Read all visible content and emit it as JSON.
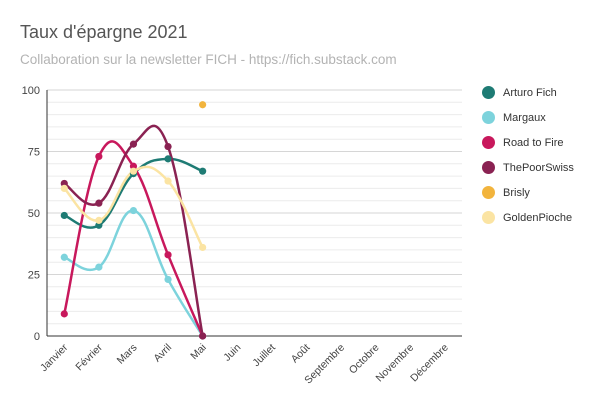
{
  "title": "Taux d'épargne 2021",
  "subtitle": "Collaboration sur la newsletter FICH - https://fich.substack.com",
  "chart_data": {
    "type": "line",
    "title": "Taux d'épargne 2021",
    "subtitle": "Collaboration sur la newsletter FICH - https://fich.substack.com",
    "categories": [
      "Janvier",
      "Février",
      "Mars",
      "Avril",
      "Mai",
      "Juin",
      "Juillet",
      "Août",
      "Septembre",
      "Octobre",
      "Novembre",
      "Décembre"
    ],
    "ylim": [
      0,
      100
    ],
    "yticks": [
      0,
      25,
      50,
      75,
      100
    ],
    "grid": true,
    "legend": "right",
    "series": [
      {
        "name": "Arturo Fich",
        "color": "#1e7b74",
        "values": [
          49,
          45,
          66,
          72,
          67,
          null,
          null,
          null,
          null,
          null,
          null,
          null
        ]
      },
      {
        "name": "Margaux",
        "color": "#7dd3dc",
        "values": [
          32,
          28,
          51,
          23,
          0,
          null,
          null,
          null,
          null,
          null,
          null,
          null
        ]
      },
      {
        "name": "Road to Fire",
        "color": "#c8185c",
        "values": [
          9,
          73,
          69,
          33,
          0,
          null,
          null,
          null,
          null,
          null,
          null,
          null
        ]
      },
      {
        "name": "ThePoorSwiss",
        "color": "#8a2252",
        "values": [
          62,
          54,
          78,
          77,
          0,
          null,
          null,
          null,
          null,
          null,
          null,
          null
        ]
      },
      {
        "name": "Brisly",
        "color": "#f2b43d",
        "values": [
          null,
          null,
          null,
          null,
          94,
          null,
          null,
          null,
          null,
          null,
          null,
          null
        ]
      },
      {
        "name": "GoldenPioche",
        "color": "#fbe4a3",
        "values": [
          60,
          47,
          67,
          63,
          36,
          null,
          null,
          null,
          null,
          null,
          null,
          null
        ]
      }
    ]
  }
}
_ _ _ _
Short exercise:
Pictures don't belong in the copy. Transcribe every record exactly as it appears.

Answer to this task:
Read all visible content and emit it as JSON.
{
  "title": "Taux d'épargne 2021",
  "subtitle": "Collaboration sur la newsletter FICH - https://fich.substack.com",
  "chart_data": {
    "type": "line",
    "title": "Taux d'épargne 2021",
    "subtitle": "Collaboration sur la newsletter FICH - https://fich.substack.com",
    "categories": [
      "Janvier",
      "Février",
      "Mars",
      "Avril",
      "Mai",
      "Juin",
      "Juillet",
      "Août",
      "Septembre",
      "Octobre",
      "Novembre",
      "Décembre"
    ],
    "ylim": [
      0,
      100
    ],
    "yticks": [
      0,
      25,
      50,
      75,
      100
    ],
    "grid": true,
    "legend": "right",
    "series": [
      {
        "name": "Arturo Fich",
        "color": "#1e7b74",
        "values": [
          49,
          45,
          66,
          72,
          67,
          null,
          null,
          null,
          null,
          null,
          null,
          null
        ]
      },
      {
        "name": "Margaux",
        "color": "#7dd3dc",
        "values": [
          32,
          28,
          51,
          23,
          0,
          null,
          null,
          null,
          null,
          null,
          null,
          null
        ]
      },
      {
        "name": "Road to Fire",
        "color": "#c8185c",
        "values": [
          9,
          73,
          69,
          33,
          0,
          null,
          null,
          null,
          null,
          null,
          null,
          null
        ]
      },
      {
        "name": "ThePoorSwiss",
        "color": "#8a2252",
        "values": [
          62,
          54,
          78,
          77,
          0,
          null,
          null,
          null,
          null,
          null,
          null,
          null
        ]
      },
      {
        "name": "Brisly",
        "color": "#f2b43d",
        "values": [
          null,
          null,
          null,
          null,
          94,
          null,
          null,
          null,
          null,
          null,
          null,
          null
        ]
      },
      {
        "name": "GoldenPioche",
        "color": "#fbe4a3",
        "values": [
          60,
          47,
          67,
          63,
          36,
          null,
          null,
          null,
          null,
          null,
          null,
          null
        ]
      }
    ]
  }
}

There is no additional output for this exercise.